### PROBLEM DETAILS
Reproduce all the entries exactly and keep the pictures out.

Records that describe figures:
========================================================================
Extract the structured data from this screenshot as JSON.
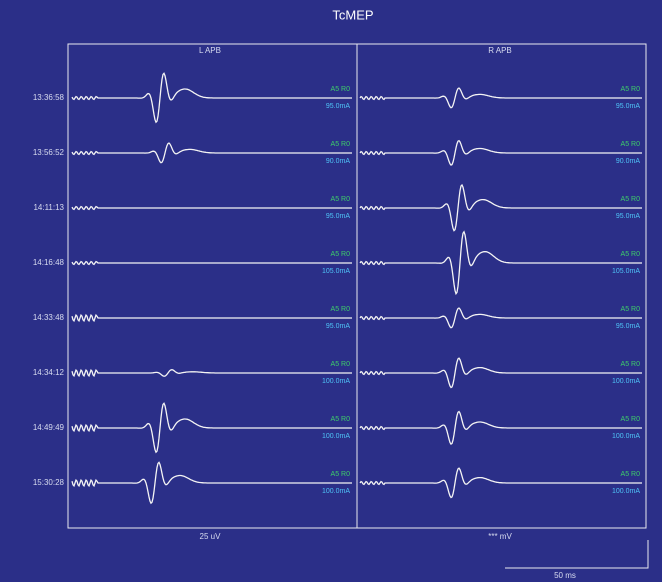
{
  "title": "TcMEP",
  "columns": [
    {
      "label": "L APB",
      "scale": "25 uV"
    },
    {
      "label": "R APB",
      "scale": "*** mV"
    }
  ],
  "time_scale": "50 ms",
  "rows": [
    {
      "time": "13:36:58",
      "left": {
        "site": "A5 R0",
        "intensity": "95.0mA"
      },
      "right": {
        "site": "A5 R0",
        "intensity": "95.0mA"
      }
    },
    {
      "time": "13:56:52",
      "left": {
        "site": "A5 R0",
        "intensity": "90.0mA"
      },
      "right": {
        "site": "A5 R0",
        "intensity": "90.0mA"
      }
    },
    {
      "time": "14:11:13",
      "left": {
        "site": "A5 R0",
        "intensity": "95.0mA"
      },
      "right": {
        "site": "A5 R0",
        "intensity": "95.0mA"
      }
    },
    {
      "time": "14:16:48",
      "left": {
        "site": "A5 R0",
        "intensity": "105.0mA"
      },
      "right": {
        "site": "A5 R0",
        "intensity": "105.0mA"
      }
    },
    {
      "time": "14:33:48",
      "left": {
        "site": "A5 R0",
        "intensity": "95.0mA"
      },
      "right": {
        "site": "A5 R0",
        "intensity": "95.0mA"
      }
    },
    {
      "time": "14:34:12",
      "left": {
        "site": "A5 R0",
        "intensity": "100.0mA"
      },
      "right": {
        "site": "A5 R0",
        "intensity": "100.0mA"
      }
    },
    {
      "time": "14:49:49",
      "left": {
        "site": "A5 R0",
        "intensity": "100.0mA"
      },
      "right": {
        "site": "A5 R0",
        "intensity": "100.0mA"
      }
    },
    {
      "time": "15:30:28",
      "left": {
        "site": "A5 R0",
        "intensity": "100.0mA"
      },
      "right": {
        "site": "A5 R0",
        "intensity": "100.0mA"
      }
    }
  ]
}
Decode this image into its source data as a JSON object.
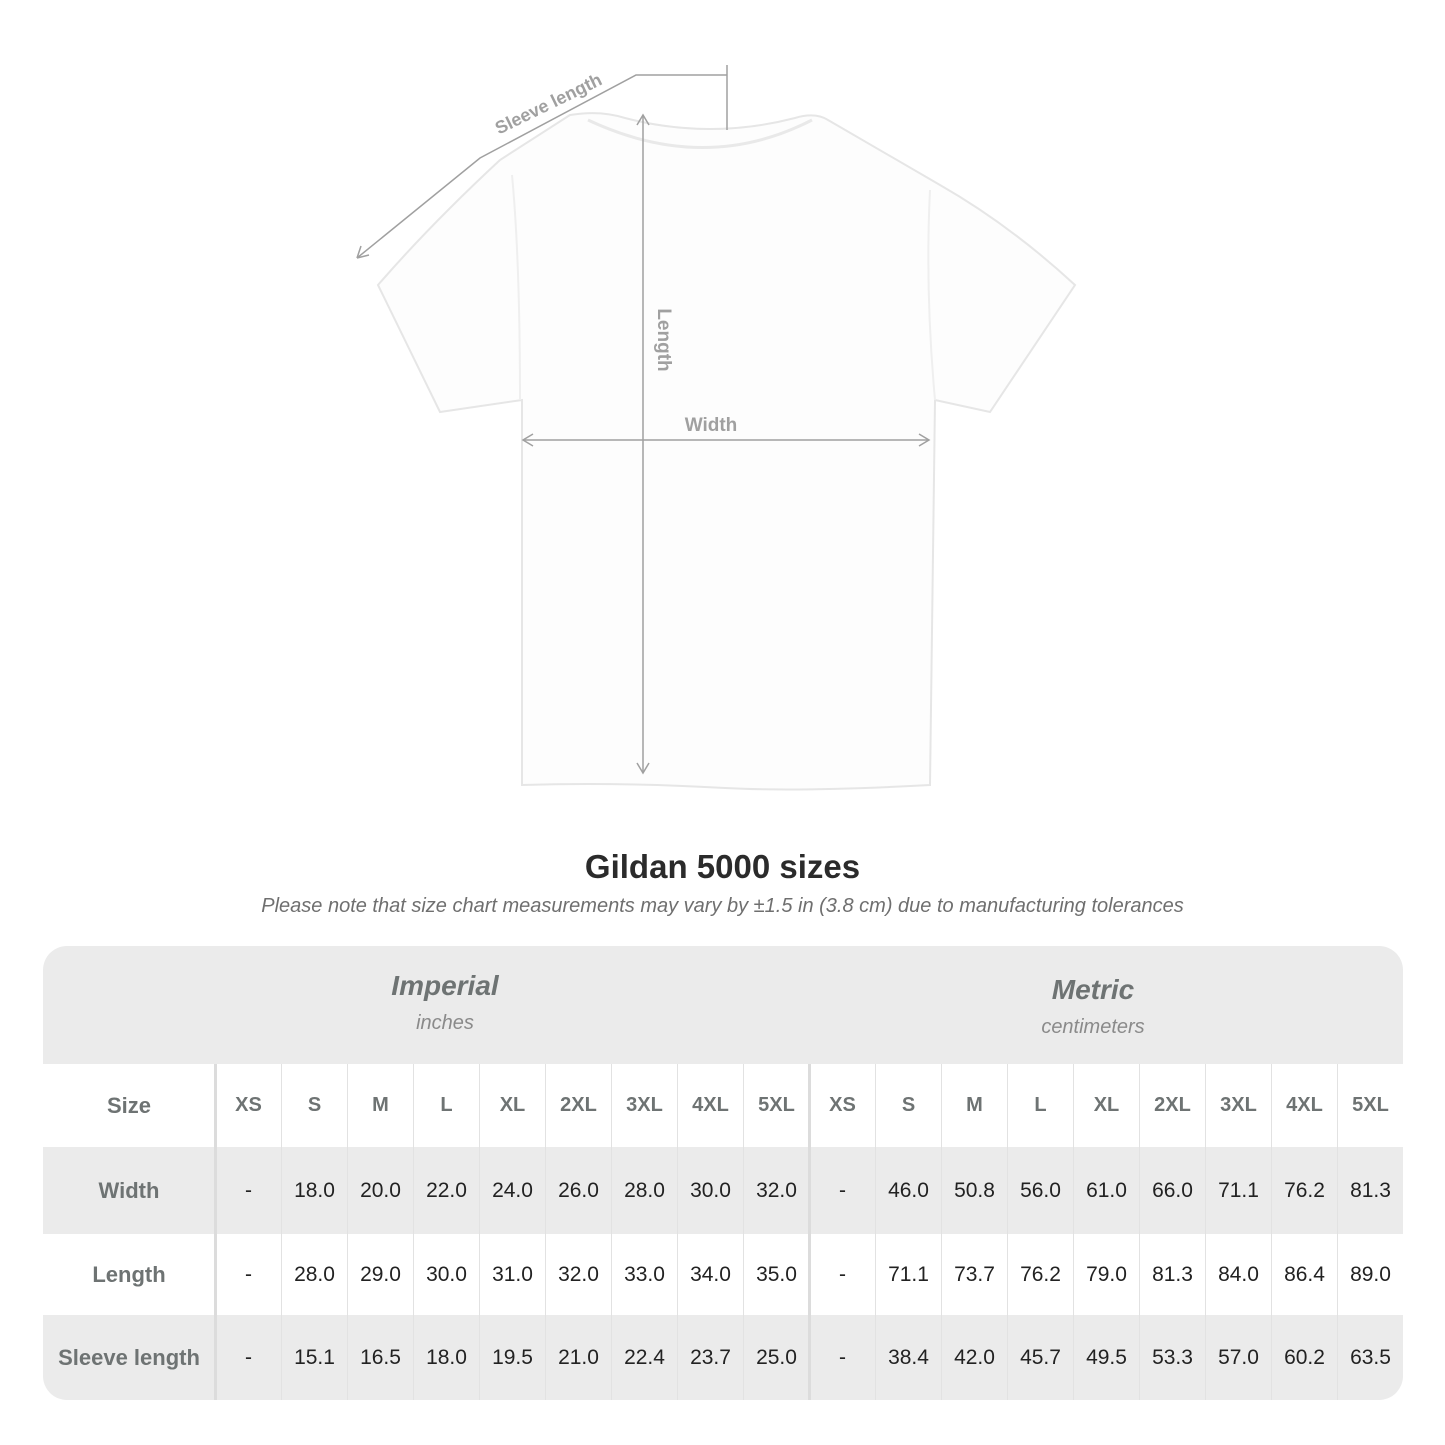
{
  "diagram": {
    "labels": {
      "sleeve": "Sleeve length",
      "length": "Length",
      "width": "Width"
    },
    "line_color": "#a0a0a0"
  },
  "title": "Gildan 5000 sizes",
  "subtitle": "Please note that size chart measurements may vary by ±1.5 in (3.8 cm) due to manufacturing tolerances",
  "table": {
    "imperial": {
      "name": "Imperial",
      "unit": "inches"
    },
    "metric": {
      "name": "Metric",
      "unit": "centimeters"
    },
    "size_label": "Size",
    "sizes": [
      "XS",
      "S",
      "M",
      "L",
      "XL",
      "2XL",
      "3XL",
      "4XL",
      "5XL"
    ],
    "rows": [
      {
        "label": "Width",
        "imperial": [
          "-",
          "18.0",
          "20.0",
          "22.0",
          "24.0",
          "26.0",
          "28.0",
          "30.0",
          "32.0"
        ],
        "metric": [
          "-",
          "46.0",
          "50.8",
          "56.0",
          "61.0",
          "66.0",
          "71.1",
          "76.2",
          "81.3"
        ]
      },
      {
        "label": "Length",
        "imperial": [
          "-",
          "28.0",
          "29.0",
          "30.0",
          "31.0",
          "32.0",
          "33.0",
          "34.0",
          "35.0"
        ],
        "metric": [
          "-",
          "71.1",
          "73.7",
          "76.2",
          "79.0",
          "81.3",
          "84.0",
          "86.4",
          "89.0"
        ]
      },
      {
        "label": "Sleeve length",
        "imperial": [
          "-",
          "15.1",
          "16.5",
          "18.0",
          "19.5",
          "21.0",
          "22.4",
          "23.7",
          "25.0"
        ],
        "metric": [
          "-",
          "38.4",
          "42.0",
          "45.7",
          "49.5",
          "53.3",
          "57.0",
          "60.2",
          "63.5"
        ]
      }
    ]
  }
}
========================================================================
### SOLVED PROBLEM
Extract the structured data from this screenshot as JSON.
{
  "title": "TcMEP",
  "columns": [
    {
      "label": "L APB",
      "scale": "25 uV"
    },
    {
      "label": "R APB",
      "scale": "*** mV"
    }
  ],
  "time_scale": "50 ms",
  "rows": [
    {
      "time": "13:36:58",
      "left": {
        "site": "A5 R0",
        "intensity": "95.0mA"
      },
      "right": {
        "site": "A5 R0",
        "intensity": "95.0mA"
      }
    },
    {
      "time": "13:56:52",
      "left": {
        "site": "A5 R0",
        "intensity": "90.0mA"
      },
      "right": {
        "site": "A5 R0",
        "intensity": "90.0mA"
      }
    },
    {
      "time": "14:11:13",
      "left": {
        "site": "A5 R0",
        "intensity": "95.0mA"
      },
      "right": {
        "site": "A5 R0",
        "intensity": "95.0mA"
      }
    },
    {
      "time": "14:16:48",
      "left": {
        "site": "A5 R0",
        "intensity": "105.0mA"
      },
      "right": {
        "site": "A5 R0",
        "intensity": "105.0mA"
      }
    },
    {
      "time": "14:33:48",
      "left": {
        "site": "A5 R0",
        "intensity": "95.0mA"
      },
      "right": {
        "site": "A5 R0",
        "intensity": "95.0mA"
      }
    },
    {
      "time": "14:34:12",
      "left": {
        "site": "A5 R0",
        "intensity": "100.0mA"
      },
      "right": {
        "site": "A5 R0",
        "intensity": "100.0mA"
      }
    },
    {
      "time": "14:49:49",
      "left": {
        "site": "A5 R0",
        "intensity": "100.0mA"
      },
      "right": {
        "site": "A5 R0",
        "intensity": "100.0mA"
      }
    },
    {
      "time": "15:30:28",
      "left": {
        "site": "A5 R0",
        "intensity": "100.0mA"
      },
      "right": {
        "site": "A5 R0",
        "intensity": "100.0mA"
      }
    }
  ]
}
Decode this image into its source data as a JSON object.
{
  "diagram": {
    "labels": {
      "sleeve": "Sleeve length",
      "length": "Length",
      "width": "Width"
    },
    "line_color": "#a0a0a0"
  },
  "title": "Gildan 5000 sizes",
  "subtitle": "Please note that size chart measurements may vary by ±1.5 in (3.8 cm) due to manufacturing tolerances",
  "table": {
    "imperial": {
      "name": "Imperial",
      "unit": "inches"
    },
    "metric": {
      "name": "Metric",
      "unit": "centimeters"
    },
    "size_label": "Size",
    "sizes": [
      "XS",
      "S",
      "M",
      "L",
      "XL",
      "2XL",
      "3XL",
      "4XL",
      "5XL"
    ],
    "rows": [
      {
        "label": "Width",
        "imperial": [
          "-",
          "18.0",
          "20.0",
          "22.0",
          "24.0",
          "26.0",
          "28.0",
          "30.0",
          "32.0"
        ],
        "metric": [
          "-",
          "46.0",
          "50.8",
          "56.0",
          "61.0",
          "66.0",
          "71.1",
          "76.2",
          "81.3"
        ]
      },
      {
        "label": "Length",
        "imperial": [
          "-",
          "28.0",
          "29.0",
          "30.0",
          "31.0",
          "32.0",
          "33.0",
          "34.0",
          "35.0"
        ],
        "metric": [
          "-",
          "71.1",
          "73.7",
          "76.2",
          "79.0",
          "81.3",
          "84.0",
          "86.4",
          "89.0"
        ]
      },
      {
        "label": "Sleeve length",
        "imperial": [
          "-",
          "15.1",
          "16.5",
          "18.0",
          "19.5",
          "21.0",
          "22.4",
          "23.7",
          "25.0"
        ],
        "metric": [
          "-",
          "38.4",
          "42.0",
          "45.7",
          "49.5",
          "53.3",
          "57.0",
          "60.2",
          "63.5"
        ]
      }
    ]
  }
}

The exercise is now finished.